A run of records:
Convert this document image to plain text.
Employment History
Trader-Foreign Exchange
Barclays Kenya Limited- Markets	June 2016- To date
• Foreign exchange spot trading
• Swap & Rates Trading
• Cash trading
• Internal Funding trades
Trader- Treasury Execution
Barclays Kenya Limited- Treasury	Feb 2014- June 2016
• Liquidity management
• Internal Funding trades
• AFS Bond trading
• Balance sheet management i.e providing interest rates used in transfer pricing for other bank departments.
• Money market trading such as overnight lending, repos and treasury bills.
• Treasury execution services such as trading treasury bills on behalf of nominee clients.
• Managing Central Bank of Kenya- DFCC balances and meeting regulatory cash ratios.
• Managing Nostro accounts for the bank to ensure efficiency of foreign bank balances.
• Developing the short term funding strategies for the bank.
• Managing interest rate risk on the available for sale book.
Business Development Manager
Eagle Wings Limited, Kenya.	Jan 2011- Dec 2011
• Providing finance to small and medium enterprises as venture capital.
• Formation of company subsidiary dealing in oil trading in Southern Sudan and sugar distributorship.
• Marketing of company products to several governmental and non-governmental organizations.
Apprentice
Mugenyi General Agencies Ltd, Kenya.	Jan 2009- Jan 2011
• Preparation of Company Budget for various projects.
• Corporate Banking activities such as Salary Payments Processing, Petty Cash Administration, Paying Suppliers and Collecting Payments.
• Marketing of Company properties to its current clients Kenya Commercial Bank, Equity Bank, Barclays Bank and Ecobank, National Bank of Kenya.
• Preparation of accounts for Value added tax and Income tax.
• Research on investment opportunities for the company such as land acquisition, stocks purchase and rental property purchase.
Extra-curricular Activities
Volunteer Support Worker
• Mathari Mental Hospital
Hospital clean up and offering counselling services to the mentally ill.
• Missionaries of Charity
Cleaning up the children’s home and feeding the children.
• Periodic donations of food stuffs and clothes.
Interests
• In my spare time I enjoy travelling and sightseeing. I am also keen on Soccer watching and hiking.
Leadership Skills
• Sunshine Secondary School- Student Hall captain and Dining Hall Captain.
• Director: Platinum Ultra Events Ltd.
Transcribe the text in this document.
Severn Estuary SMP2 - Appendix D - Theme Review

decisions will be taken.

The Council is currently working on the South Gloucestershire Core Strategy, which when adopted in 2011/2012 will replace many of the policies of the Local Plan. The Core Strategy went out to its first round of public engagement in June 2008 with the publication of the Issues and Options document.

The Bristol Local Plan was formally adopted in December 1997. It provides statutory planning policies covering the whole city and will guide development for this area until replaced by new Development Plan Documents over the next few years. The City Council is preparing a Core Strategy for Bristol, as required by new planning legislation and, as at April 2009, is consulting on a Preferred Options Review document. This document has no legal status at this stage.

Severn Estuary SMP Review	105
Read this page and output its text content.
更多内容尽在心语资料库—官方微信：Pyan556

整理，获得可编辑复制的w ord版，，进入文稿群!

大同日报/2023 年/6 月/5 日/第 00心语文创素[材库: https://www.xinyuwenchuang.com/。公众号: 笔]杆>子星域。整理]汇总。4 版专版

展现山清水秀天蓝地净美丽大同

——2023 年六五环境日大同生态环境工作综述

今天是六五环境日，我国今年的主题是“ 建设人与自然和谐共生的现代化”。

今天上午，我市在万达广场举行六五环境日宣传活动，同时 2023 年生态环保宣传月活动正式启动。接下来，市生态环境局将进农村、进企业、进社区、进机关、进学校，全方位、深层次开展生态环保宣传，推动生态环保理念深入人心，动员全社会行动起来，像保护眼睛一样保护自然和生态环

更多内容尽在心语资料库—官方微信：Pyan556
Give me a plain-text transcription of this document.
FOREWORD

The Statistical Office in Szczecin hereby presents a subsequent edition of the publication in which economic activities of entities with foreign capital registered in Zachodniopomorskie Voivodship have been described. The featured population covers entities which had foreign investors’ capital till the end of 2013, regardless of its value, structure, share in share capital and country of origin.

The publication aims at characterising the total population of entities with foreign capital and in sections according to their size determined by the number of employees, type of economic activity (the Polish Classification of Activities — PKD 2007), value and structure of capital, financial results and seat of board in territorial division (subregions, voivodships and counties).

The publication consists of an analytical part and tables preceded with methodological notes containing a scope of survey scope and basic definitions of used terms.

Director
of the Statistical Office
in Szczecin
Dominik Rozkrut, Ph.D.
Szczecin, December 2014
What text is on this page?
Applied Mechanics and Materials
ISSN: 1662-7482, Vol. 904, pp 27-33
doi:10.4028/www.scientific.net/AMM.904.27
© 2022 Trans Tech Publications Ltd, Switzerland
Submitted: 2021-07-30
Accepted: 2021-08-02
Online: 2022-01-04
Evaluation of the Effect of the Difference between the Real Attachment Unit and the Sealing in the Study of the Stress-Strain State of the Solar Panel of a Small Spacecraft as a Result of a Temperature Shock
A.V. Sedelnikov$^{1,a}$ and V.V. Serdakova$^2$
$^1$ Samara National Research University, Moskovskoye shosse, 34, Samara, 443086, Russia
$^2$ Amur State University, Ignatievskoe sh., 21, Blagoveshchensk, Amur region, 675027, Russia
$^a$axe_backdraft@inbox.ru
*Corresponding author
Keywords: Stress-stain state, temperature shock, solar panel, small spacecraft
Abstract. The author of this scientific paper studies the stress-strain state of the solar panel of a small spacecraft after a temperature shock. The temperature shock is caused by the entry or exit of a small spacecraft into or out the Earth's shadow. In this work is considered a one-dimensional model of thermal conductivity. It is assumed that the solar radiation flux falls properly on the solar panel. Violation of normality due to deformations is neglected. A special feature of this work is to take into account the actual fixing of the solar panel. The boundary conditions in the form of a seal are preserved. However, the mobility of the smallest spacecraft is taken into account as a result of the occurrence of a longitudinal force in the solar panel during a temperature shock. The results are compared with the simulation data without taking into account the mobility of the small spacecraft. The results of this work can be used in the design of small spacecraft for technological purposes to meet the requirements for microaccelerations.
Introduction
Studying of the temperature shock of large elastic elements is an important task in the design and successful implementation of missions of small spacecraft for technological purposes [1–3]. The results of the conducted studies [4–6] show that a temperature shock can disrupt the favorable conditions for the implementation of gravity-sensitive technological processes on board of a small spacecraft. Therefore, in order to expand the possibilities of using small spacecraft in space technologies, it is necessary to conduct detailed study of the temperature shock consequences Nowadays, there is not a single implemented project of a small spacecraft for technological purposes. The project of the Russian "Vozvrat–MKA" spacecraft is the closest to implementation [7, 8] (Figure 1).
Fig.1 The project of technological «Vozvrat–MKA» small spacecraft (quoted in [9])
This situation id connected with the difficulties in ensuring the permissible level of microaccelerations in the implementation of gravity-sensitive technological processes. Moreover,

WRITTEN REQUEST:
All of the records must be retyped exactly as they are.

RESPONSE FOR THIS EXERCISE:
Convert this document image to plain text.
Employment History
Trader-Foreign Exchange
Barclays Kenya Limited- Markets	June 2016- To date
• Foreign exchange spot trading
• Swap & Rates Trading
• Cash trading
• Internal Funding trades
Trader- Treasury Execution
Barclays Kenya Limited- Treasury	Feb 2014- June 2016
• Liquidity management
• Internal Funding trades
• AFS Bond trading
• Balance sheet management i.e providing interest rates used in transfer pricing for other bank departments.
• Money market trading such as overnight lending, repos and treasury bills.
• Treasury execution services such as trading treasury bills on behalf of nominee clients.
• Managing Central Bank of Kenya- DFCC balances and meeting regulatory cash ratios.
• Managing Nostro accounts for the bank to ensure efficiency of foreign bank balances.
• Developing the short term funding strategies for the bank.
• Managing interest rate risk on the available for sale book.
Business Development Manager
Eagle Wings Limited, Kenya.	Jan 2011- Dec 2011
• Providing finance to small and medium enterprises as venture capital.
• Formation of company subsidiary dealing in oil trading in Southern Sudan and sugar distributorship.
• Marketing of company products to several governmental and non-governmental organizations.
Apprentice
Mugenyi General Agencies Ltd, Kenya.	Jan 2009- Jan 2011
• Preparation of Company Budget for various projects.
• Corporate Banking activities such as Salary Payments Processing, Petty Cash Administration, Paying Suppliers and Collecting Payments.
• Marketing of Company properties to its current clients Kenya Commercial Bank, Equity Bank, Barclays Bank and Ecobank, National Bank of Kenya.
• Preparation of accounts for Value added tax and Income tax.
• Research on investment opportunities for the company such as land acquisition, stocks purchase and rental property purchase.
Extra-curricular Activities
Volunteer Support Worker
• Mathari Mental Hospital
Hospital clean up and offering counselling services to the mentally ill.
• Missionaries of Charity
Cleaning up the children’s home and feeding the children.
• Periodic donations of food stuffs and clothes.
Interests
• In my spare time I enjoy travelling and sightseeing. I am also keen on Soccer watching and hiking.
Leadership Skills
• Sunshine Secondary School- Student Hall captain and Dining Hall Captain.
• Director: Platinum Ultra Events Ltd.
Transcribe the text in this document.
Severn Estuary SMP2 - Appendix D - Theme Review

decisions will be taken.

The Council is currently working on the South Gloucestershire Core Strategy, which when adopted in 2011/2012 will replace many of the policies of the Local Plan. The Core Strategy went out to its first round of public engagement in June 2008 with the publication of the Issues and Options document.

The Bristol Local Plan was formally adopted in December 1997. It provides statutory planning policies covering the whole city and will guide development for this area until replaced by new Development Plan Documents over the next few years. The City Council is preparing a Core Strategy for Bristol, as required by new planning legislation and, as at April 2009, is consulting on a Preferred Options Review document. This document has no legal status at this stage.

Severn Estuary SMP Review	105
Read this page and output its text content.
更多内容尽在心语资料库—官方微信：Pyan556

整理，获得可编辑复制的w ord版，，进入文稿群!

大同日报/2023 年/6 月/5 日/第 00心语文创素[材库: https://www.xinyuwenchuang.com/。公众号: 笔]杆>子星域。整理]汇总。4 版专版

展现山清水秀天蓝地净美丽大同

——2023 年六五环境日大同生态环境工作综述

今天是六五环境日，我国今年的主题是“ 建设人与自然和谐共生的现代化”。

今天上午，我市在万达广场举行六五环境日宣传活动，同时 2023 年生态环保宣传月活动正式启动。接下来，市生态环境局将进农村、进企业、进社区、进机关、进学校，全方位、深层次开展生态环保宣传，推动生态环保理念深入人心，动员全社会行动起来，像保护眼睛一样保护自然和生态环

更多内容尽在心语资料库—官方微信：Pyan556
Give me a plain-text transcription of this document.
FOREWORD

The Statistical Office in Szczecin hereby presents a subsequent edition of the publication in which economic activities of entities with foreign capital registered in Zachodniopomorskie Voivodship have been described. The featured population covers entities which had foreign investors’ capital till the end of 2013, regardless of its value, structure, share in share capital and country of origin.

The publication aims at characterising the total population of entities with foreign capital and in sections according to their size determined by the number of employees, type of economic activity (the Polish Classification of Activities — PKD 2007), value and structure of capital, financial results and seat of board in territorial division (subregions, voivodships and counties).

The publication consists of an analytical part and tables preceded with methodological notes containing a scope of survey scope and basic definitions of used terms.

Director
of the Statistical Office
in Szczecin
Dominik Rozkrut, Ph.D.
Szczecin, December 2014
What text is on this page?
Applied Mechanics and Materials
ISSN: 1662-7482, Vol. 904, pp 27-33
doi:10.4028/www.scientific.net/AMM.904.27
© 2022 Trans Tech Publications Ltd, Switzerland
Submitted: 2021-07-30
Accepted: 2021-08-02
Online: 2022-01-04
Evaluation of the Effect of the Difference between the Real Attachment Unit and the Sealing in the Study of the Stress-Strain State of the Solar Panel of a Small Spacecraft as a Result of a Temperature Shock
A.V. Sedelnikov$^{1,a}$ and V.V. Serdakova$^2$
$^1$ Samara National Research University, Moskovskoye shosse, 34, Samara, 443086, Russia
$^2$ Amur State University, Ignatievskoe sh., 21, Blagoveshchensk, Amur region, 675027, Russia
$^a$axe_backdraft@inbox.ru
*Corresponding author
Keywords: Stress-stain state, temperature shock, solar panel, small spacecraft
Abstract. The author of this scientific paper studies the stress-strain state of the solar panel of a small spacecraft after a temperature shock. The temperature shock is caused by the entry or exit of a small spacecraft into or out the Earth's shadow. In this work is considered a one-dimensional model of thermal conductivity. It is assumed that the solar radiation flux falls properly on the solar panel. Violation of normality due to deformations is neglected. A special feature of this work is to take into account the actual fixing of the solar panel. The boundary conditions in the form of a seal are preserved. However, the mobility of the smallest spacecraft is taken into account as a result of the occurrence of a longitudinal force in the solar panel during a temperature shock. The results are compared with the simulation data without taking into account the mobility of the small spacecraft. The results of this work can be used in the design of small spacecraft for technological purposes to meet the requirements for microaccelerations.
Introduction
Studying of the temperature shock of large elastic elements is an important task in the design and successful implementation of missions of small spacecraft for technological purposes [1–3]. The results of the conducted studies [4–6] show that a temperature shock can disrupt the favorable conditions for the implementation of gravity-sensitive technological processes on board of a small spacecraft. Therefore, in order to expand the possibilities of using small spacecraft in space technologies, it is necessary to conduct detailed study of the temperature shock consequences Nowadays, there is not a single implemented project of a small spacecraft for technological purposes. The project of the Russian "Vozvrat–MKA" spacecraft is the closest to implementation [7, 8] (Figure 1).
Fig.1 The project of technological «Vozvrat–MKA» small spacecraft (quoted in [9])
This situation id connected with the difficulties in ensuring the permissible level of microaccelerations in the implementation of gravity-sensitive technological processes. Moreover,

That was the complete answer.